## [Set problem]
Lines that hold the string "editing" are to be counted; give only their number.

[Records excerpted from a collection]

____________________

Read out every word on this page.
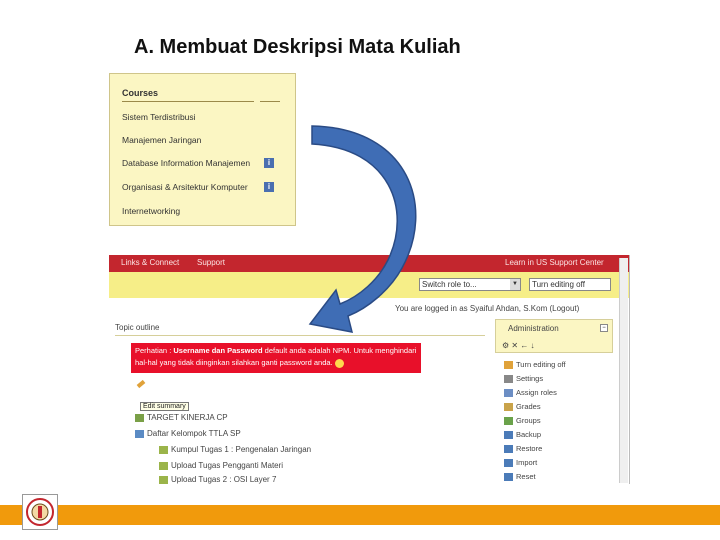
A. Membuat Deskripsi Mata Kuliah
Courses
Sistem Terdistribusi
Manajemen Jaringan
Database Information Manajemen	i
Organisasi & Arsitektur Komputer	i
Internetworking
Links & Connect Support	Learn in US Support Center
Switch role to...	▼	Turn editing off
You are logged in as Syaiful Ahdan, S.Kom (Logout)
Topic outline
Perhatian : Username dan Password default anda adalah NPM. Untuk menghindari hal-hal yang tidak diinginkan silahkan ganti password anda.
Edit summary
TARGET KINERJA CP
Daftar Kelompok TTLA SP
Kumpul Tugas 1 : Pengenalan Jaringan
Upload Tugas Pengganti Materi
Upload Tugas 2 : OSI Layer 7
Administration	−
⚙ ✕ ← ↓
Turn editing off
Settings
Assign roles
Grades
Groups
Backup
Restore
Import
Reset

____________________

## [Written answer]
2